Please output the lines shown below exactly as they appear.

━━━ Provided records ━━━

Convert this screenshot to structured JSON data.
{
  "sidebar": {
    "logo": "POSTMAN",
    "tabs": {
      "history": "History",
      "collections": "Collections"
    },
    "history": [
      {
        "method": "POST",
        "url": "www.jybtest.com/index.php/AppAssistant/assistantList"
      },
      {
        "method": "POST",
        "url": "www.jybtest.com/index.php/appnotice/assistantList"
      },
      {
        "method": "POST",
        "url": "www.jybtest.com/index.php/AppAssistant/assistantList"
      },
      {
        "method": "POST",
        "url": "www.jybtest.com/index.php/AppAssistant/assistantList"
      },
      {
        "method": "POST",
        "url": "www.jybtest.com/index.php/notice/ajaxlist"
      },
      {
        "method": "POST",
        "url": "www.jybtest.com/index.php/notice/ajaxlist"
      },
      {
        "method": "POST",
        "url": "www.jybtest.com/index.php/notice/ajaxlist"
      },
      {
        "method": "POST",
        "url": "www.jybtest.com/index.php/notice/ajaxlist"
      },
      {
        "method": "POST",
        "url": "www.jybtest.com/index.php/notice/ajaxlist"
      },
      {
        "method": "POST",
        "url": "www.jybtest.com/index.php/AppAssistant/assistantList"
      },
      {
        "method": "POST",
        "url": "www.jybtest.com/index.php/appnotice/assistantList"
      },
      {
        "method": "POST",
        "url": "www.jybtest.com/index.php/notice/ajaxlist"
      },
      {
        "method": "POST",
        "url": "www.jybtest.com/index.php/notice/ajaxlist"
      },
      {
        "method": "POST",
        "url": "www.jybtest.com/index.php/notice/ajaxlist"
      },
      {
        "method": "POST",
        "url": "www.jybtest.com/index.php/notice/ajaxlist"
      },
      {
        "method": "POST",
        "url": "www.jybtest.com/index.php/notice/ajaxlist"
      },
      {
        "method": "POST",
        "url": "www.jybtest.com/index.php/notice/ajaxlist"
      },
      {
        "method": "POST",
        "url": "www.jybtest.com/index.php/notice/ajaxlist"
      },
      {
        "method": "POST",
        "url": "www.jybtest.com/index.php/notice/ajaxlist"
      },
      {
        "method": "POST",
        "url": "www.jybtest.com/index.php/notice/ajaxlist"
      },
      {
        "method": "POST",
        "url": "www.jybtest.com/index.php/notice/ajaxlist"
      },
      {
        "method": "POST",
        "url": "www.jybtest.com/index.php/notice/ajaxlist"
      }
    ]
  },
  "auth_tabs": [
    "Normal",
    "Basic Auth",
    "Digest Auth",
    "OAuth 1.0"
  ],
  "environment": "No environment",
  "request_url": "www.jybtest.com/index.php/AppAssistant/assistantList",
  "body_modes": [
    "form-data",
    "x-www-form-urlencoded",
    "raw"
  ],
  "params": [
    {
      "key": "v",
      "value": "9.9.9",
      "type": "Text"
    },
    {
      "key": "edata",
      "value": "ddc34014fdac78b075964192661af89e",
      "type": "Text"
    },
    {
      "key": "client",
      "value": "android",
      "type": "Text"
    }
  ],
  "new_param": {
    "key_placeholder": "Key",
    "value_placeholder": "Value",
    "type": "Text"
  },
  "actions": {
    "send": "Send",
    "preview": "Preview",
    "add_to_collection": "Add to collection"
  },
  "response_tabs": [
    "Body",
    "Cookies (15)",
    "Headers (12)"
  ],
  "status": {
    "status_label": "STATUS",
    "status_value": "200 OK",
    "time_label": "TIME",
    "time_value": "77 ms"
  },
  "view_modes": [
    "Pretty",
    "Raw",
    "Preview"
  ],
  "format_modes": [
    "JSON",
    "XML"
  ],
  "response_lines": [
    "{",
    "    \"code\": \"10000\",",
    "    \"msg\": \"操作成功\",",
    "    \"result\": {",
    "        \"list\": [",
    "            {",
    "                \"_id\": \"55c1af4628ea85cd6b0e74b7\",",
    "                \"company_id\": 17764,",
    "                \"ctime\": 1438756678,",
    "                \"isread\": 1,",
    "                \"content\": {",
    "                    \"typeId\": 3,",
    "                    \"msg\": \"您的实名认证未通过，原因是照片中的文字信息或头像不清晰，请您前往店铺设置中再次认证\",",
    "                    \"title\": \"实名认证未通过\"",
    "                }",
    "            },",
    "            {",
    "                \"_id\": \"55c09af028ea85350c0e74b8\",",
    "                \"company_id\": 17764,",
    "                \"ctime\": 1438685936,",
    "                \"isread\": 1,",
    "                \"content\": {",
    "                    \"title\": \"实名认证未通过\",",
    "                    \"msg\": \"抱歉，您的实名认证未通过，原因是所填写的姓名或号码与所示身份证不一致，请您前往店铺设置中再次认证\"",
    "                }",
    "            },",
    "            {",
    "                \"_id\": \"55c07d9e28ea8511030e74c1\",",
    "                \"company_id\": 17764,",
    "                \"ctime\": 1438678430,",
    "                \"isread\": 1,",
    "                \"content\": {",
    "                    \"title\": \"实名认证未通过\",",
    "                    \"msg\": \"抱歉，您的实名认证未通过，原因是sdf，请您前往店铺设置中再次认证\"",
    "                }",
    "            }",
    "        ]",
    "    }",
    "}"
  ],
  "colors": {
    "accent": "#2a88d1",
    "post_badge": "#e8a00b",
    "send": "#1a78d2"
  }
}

━━━

## [The result]
Convert this screenshot to structured JSON data.
{
  "sidebar": {
    "logo": "POSTMAN",
    "tabs": {
      "history": "History",
      "collections": "Collections"
    },
    "history": [
      {
        "method": "POST",
        "url": "www.jybtest.com/index.php/AppAssistant/assistantList"
      },
      {
        "method": "POST",
        "url": "www.jybtest.com/index.php/appnotice/assistantList"
      },
      {
        "method": "POST",
        "url": "www.jybtest.com/index.php/AppAssistant/assistantList"
      },
      {
        "method": "POST",
        "url": "www.jybtest.com/index.php/AppAssistant/assistantList"
      },
      {
        "method": "POST",
        "url": "www.jybtest.com/index.php/notice/ajaxlist"
      },
      {
        "method": "POST",
        "url": "www.jybtest.com/index.php/notice/ajaxlist"
      },
      {
        "method": "POST",
        "url": "www.jybtest.com/index.php/notice/ajaxlist"
      },
      {
        "method": "POST",
        "url": "www.jybtest.com/index.php/notice/ajaxlist"
      },
      {
        "method": "POST",
        "url": "www.jybtest.com/index.php/notice/ajaxlist"
      },
      {
        "method": "POST",
        "url": "www.jybtest.com/index.php/AppAssistant/assistantList"
      },
      {
        "method": "POST",
        "url": "www.jybtest.com/index.php/appnotice/assistantList"
      },
      {
        "method": "POST",
        "url": "www.jybtest.com/index.php/notice/ajaxlist"
      },
      {
        "method": "POST",
        "url": "www.jybtest.com/index.php/notice/ajaxlist"
      },
      {
        "method": "POST",
        "url": "www.jybtest.com/index.php/notice/ajaxlist"
      },
      {
        "method": "POST",
        "url": "www.jybtest.com/index.php/notice/ajaxlist"
      },
      {
        "method": "POST",
        "url": "www.jybtest.com/index.php/notice/ajaxlist"
      },
      {
        "method": "POST",
        "url": "www.jybtest.com/index.php/notice/ajaxlist"
      },
      {
        "method": "POST",
        "url": "www.jybtest.com/index.php/notice/ajaxlist"
      },
      {
        "method": "POST",
        "url": "www.jybtest.com/index.php/notice/ajaxlist"
      },
      {
        "method": "POST",
        "url": "www.jybtest.com/index.php/notice/ajaxlist"
      },
      {
        "method": "POST",
        "url": "www.jybtest.com/index.php/notice/ajaxlist"
      },
      {
        "method": "POST",
        "url": "www.jybtest.com/index.php/notice/ajaxlist"
      }
    ]
  },
  "auth_tabs": [
    "Normal",
    "Basic Auth",
    "Digest Auth",
    "OAuth 1.0"
  ],
  "environment": "No environment",
  "request_url": "www.jybtest.com/index.php/AppAssistant/assistantList",
  "body_modes": [
    "form-data",
    "x-www-form-urlencoded",
    "raw"
  ],
  "params": [
    {
      "key": "v",
      "value": "9.9.9",
      "type": "Text"
    },
    {
      "key": "edata",
      "value": "ddc34014fdac78b075964192661af89e",
      "type": "Text"
    },
    {
      "key": "client",
      "value": "android",
      "type": "Text"
    }
  ],
  "new_param": {
    "key_placeholder": "Key",
    "value_placeholder": "Value",
    "type": "Text"
  },
  "actions": {
    "send": "Send",
    "preview": "Preview",
    "add_to_collection": "Add to collection"
  },
  "response_tabs": [
    "Body",
    "Cookies (15)",
    "Headers (12)"
  ],
  "status": {
    "status_label": "STATUS",
    "status_value": "200 OK",
    "time_label": "TIME",
    "time_value": "77 ms"
  },
  "view_modes": [
    "Pretty",
    "Raw",
    "Preview"
  ],
  "format_modes": [
    "JSON",
    "XML"
  ],
  "response_lines": [
    "{",
    "    \"code\": \"10000\",",
    "    \"msg\": \"操作成功\",",
    "    \"result\": {",
    "        \"list\": [",
    "            {",
    "                \"_id\": \"55c1af4628ea85cd6b0e74b7\",",
    "                \"company_id\": 17764,",
    "                \"ctime\": 1438756678,",
    "                \"isread\": 1,",
    "                \"content\": {",
    "                    \"typeId\": 3,",
    "                    \"msg\": \"您的实名认证未通过，原因是照片中的文字信息或头像不清晰，请您前往店铺设置中再次认证\",",
    "                    \"title\": \"实名认证未通过\"",
    "                }",
    "            },",
    "            {",
    "                \"_id\": \"55c09af028ea85350c0e74b8\",",
    "                \"company_id\": 17764,",
    "                \"ctime\": 1438685936,",
    "                \"isread\": 1,",
    "                \"content\": {",
    "                    \"title\": \"实名认证未通过\",",
    "                    \"msg\": \"抱歉，您的实名认证未通过，原因是所填写的姓名或号码与所示身份证不一致，请您前往店铺设置中再次认证\"",
    "                }",
    "            },",
    "            {",
    "                \"_id\": \"55c07d9e28ea8511030e74c1\",",
    "                \"company_id\": 17764,",
    "                \"ctime\": 1438678430,",
    "                \"isread\": 1,",
    "                \"content\": {",
    "                    \"title\": \"实名认证未通过\",",
    "                    \"msg\": \"抱歉，您的实名认证未通过，原因是sdf，请您前往店铺设置中再次认证\"",
    "                }",
    "            }",
    "        ]",
    "    }",
    "}"
  ],
  "colors": {
    "accent": "#2a88d1",
    "post_badge": "#e8a00b",
    "send": "#1a78d2"
  }
}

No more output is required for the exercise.